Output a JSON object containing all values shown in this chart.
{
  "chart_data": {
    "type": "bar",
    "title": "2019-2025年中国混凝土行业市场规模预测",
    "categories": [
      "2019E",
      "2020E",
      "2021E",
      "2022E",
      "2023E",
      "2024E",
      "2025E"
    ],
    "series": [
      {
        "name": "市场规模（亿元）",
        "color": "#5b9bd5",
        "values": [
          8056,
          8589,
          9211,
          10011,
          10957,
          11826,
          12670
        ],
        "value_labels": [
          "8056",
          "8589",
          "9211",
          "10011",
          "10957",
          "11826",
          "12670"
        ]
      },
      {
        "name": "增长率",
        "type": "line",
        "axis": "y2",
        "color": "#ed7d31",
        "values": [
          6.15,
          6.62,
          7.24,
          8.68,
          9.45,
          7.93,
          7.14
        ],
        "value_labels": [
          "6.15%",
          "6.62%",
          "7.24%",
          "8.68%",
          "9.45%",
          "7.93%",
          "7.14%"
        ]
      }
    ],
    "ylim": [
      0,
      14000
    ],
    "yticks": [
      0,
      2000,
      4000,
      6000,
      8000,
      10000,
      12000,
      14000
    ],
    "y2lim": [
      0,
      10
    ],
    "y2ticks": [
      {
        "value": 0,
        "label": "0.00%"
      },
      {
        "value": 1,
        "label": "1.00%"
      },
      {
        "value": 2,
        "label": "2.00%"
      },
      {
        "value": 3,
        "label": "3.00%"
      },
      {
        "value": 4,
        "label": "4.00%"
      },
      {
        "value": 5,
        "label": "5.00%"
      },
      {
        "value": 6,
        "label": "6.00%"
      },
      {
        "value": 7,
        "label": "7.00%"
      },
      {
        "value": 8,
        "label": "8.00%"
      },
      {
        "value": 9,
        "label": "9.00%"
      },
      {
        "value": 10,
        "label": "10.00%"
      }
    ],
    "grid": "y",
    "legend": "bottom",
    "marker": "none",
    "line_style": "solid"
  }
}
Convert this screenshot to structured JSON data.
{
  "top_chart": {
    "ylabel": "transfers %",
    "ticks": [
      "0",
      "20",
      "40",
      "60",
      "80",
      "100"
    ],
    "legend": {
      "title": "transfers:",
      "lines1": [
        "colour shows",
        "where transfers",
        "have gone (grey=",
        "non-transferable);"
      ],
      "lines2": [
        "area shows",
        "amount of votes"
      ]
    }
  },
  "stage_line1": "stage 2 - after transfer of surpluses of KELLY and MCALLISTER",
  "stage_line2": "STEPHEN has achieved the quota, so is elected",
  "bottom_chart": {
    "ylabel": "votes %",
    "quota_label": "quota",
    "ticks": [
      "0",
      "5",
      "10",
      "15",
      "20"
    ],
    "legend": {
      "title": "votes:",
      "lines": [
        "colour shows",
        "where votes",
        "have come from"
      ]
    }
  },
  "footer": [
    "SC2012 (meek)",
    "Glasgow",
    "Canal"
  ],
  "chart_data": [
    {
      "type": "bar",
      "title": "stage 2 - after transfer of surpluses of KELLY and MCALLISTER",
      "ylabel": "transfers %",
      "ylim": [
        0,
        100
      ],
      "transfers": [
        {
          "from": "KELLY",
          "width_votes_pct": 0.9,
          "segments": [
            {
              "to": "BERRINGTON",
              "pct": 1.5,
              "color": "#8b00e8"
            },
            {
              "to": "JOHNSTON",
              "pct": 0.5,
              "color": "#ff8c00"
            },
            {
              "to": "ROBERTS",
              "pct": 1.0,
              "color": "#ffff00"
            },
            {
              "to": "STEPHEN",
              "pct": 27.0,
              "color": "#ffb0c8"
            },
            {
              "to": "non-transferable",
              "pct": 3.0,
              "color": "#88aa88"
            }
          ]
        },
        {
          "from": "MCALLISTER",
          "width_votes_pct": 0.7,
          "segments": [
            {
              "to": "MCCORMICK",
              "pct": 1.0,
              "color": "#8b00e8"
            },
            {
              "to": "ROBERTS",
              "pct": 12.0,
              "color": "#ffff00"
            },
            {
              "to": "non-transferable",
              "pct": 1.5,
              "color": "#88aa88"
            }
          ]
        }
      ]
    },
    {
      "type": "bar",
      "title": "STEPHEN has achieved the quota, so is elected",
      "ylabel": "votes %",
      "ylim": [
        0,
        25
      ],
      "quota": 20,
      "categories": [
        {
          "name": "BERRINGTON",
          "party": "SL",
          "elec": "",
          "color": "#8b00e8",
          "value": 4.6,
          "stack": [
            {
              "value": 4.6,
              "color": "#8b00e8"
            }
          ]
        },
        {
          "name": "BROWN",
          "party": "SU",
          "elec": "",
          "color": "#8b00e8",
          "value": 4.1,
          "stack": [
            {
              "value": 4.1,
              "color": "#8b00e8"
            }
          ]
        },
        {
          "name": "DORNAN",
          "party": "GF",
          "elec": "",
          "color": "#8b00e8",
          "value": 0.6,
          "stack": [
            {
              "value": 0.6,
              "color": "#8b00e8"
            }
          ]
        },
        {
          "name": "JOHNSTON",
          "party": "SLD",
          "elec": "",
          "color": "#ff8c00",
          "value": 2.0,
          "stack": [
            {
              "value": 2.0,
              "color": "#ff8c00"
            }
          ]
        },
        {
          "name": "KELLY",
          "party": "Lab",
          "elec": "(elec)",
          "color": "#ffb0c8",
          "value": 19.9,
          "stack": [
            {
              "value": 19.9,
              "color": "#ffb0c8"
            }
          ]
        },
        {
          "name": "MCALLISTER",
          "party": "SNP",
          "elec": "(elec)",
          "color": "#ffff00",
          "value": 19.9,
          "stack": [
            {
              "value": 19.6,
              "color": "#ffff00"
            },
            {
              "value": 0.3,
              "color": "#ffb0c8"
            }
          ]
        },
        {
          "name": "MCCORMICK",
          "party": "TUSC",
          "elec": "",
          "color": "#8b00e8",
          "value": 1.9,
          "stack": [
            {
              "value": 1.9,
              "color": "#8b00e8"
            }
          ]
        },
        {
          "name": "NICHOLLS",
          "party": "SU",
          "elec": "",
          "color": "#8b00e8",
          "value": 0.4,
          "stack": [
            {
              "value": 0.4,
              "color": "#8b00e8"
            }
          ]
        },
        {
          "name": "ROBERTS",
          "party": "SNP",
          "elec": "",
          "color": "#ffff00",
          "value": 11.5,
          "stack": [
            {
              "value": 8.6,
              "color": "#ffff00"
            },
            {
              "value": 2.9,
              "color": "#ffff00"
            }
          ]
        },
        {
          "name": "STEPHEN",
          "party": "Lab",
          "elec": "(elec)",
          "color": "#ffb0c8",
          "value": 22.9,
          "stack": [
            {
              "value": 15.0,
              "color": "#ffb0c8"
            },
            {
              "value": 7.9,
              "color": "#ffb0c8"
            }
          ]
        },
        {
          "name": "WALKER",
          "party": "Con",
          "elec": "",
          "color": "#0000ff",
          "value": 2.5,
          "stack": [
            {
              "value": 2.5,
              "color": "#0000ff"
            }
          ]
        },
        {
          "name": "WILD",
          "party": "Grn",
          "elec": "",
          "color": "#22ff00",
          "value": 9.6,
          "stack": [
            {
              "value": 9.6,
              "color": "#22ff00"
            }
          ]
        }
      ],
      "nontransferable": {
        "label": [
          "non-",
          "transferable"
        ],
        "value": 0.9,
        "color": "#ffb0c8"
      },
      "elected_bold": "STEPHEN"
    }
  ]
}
◇ ◇ ◇ ◇ ◇
# Exercise task
From the listing above, copy out each line where the word "after" appears.

# The completed task
  "stage_line1": "stage 2 - after transfer of surpluses of KELLY and MCALLISTER",
      "title": "stage 2 - after transfer of surpluses of KELLY and MCALLISTER",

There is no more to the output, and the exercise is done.